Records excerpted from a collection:
┄┄┄┄┄┄
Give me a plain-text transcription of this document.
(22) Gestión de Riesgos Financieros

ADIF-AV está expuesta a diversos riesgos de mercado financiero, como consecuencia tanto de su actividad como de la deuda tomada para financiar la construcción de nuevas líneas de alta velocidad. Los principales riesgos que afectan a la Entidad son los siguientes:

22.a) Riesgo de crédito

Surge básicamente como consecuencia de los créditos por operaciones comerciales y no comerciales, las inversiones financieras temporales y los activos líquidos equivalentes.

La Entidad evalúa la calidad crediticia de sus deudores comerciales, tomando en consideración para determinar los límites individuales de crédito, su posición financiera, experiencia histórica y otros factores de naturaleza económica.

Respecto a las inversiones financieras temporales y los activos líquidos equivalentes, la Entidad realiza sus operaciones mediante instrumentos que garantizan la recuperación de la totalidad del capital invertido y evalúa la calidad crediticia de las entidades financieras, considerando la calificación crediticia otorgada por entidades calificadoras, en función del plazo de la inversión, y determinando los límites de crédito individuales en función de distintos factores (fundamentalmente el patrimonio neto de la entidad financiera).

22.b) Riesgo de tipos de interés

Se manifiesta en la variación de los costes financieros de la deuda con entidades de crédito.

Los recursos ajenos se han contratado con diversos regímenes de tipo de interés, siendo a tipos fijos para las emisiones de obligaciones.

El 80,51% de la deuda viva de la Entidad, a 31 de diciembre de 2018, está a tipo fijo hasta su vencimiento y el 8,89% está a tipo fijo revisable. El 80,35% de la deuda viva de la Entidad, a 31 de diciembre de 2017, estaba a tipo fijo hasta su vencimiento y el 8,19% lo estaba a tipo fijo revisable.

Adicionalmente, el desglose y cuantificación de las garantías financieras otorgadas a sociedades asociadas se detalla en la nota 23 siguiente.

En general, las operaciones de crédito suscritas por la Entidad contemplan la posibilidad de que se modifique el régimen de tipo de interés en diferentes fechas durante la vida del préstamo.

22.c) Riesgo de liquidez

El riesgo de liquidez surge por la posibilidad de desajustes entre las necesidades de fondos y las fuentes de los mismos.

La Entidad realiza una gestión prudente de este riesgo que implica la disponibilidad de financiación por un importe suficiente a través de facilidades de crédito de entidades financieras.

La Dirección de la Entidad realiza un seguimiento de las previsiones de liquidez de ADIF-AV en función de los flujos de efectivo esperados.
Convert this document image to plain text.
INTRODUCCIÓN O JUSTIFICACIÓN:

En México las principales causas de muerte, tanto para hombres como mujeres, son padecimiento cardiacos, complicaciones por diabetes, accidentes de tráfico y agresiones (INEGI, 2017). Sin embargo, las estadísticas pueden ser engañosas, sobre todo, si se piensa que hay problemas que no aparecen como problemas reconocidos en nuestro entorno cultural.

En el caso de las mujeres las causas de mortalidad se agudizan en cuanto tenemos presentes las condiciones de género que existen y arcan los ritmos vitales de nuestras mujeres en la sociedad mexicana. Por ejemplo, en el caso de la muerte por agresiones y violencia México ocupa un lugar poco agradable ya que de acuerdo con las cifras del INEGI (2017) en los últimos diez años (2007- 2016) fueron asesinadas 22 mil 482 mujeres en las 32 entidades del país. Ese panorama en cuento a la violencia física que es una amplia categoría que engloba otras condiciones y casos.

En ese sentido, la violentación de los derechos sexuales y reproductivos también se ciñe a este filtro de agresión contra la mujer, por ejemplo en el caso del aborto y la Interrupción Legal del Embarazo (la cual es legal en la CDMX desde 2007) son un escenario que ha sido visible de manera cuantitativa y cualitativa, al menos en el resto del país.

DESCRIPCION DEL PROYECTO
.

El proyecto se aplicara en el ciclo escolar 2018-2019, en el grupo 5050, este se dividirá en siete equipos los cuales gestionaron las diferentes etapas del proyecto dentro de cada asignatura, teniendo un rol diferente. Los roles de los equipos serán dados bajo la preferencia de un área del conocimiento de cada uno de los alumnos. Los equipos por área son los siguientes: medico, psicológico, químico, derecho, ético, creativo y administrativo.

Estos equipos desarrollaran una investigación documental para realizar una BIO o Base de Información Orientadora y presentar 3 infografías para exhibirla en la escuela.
┄┄┄┄┄┄
■ EXERCISE AIM ■
In the listing above, find each line with the word "está" and copy it.

■ THE RESULT ■
ADIF-AV está expuesta a diversos riesgos de mercado financiero, como consecuencia tanto de su actividad como de la deuda tomada para financiar la construcción de nuevas líneas de alta velocidad. Los principales riesgos que afectan a la Entidad son los siguientes:
El 80,51% de la deuda viva de la Entidad, a 31 de diciembre de 2018, está a tipo fijo hasta su vencimiento y el 8,89% está a tipo fijo revisable. El 80,35% de la deuda viva de la Entidad, a 31 de diciembre de 2017, estaba a tipo fijo hasta su vencimiento y el 8,19% lo estaba a tipo fijo revisable.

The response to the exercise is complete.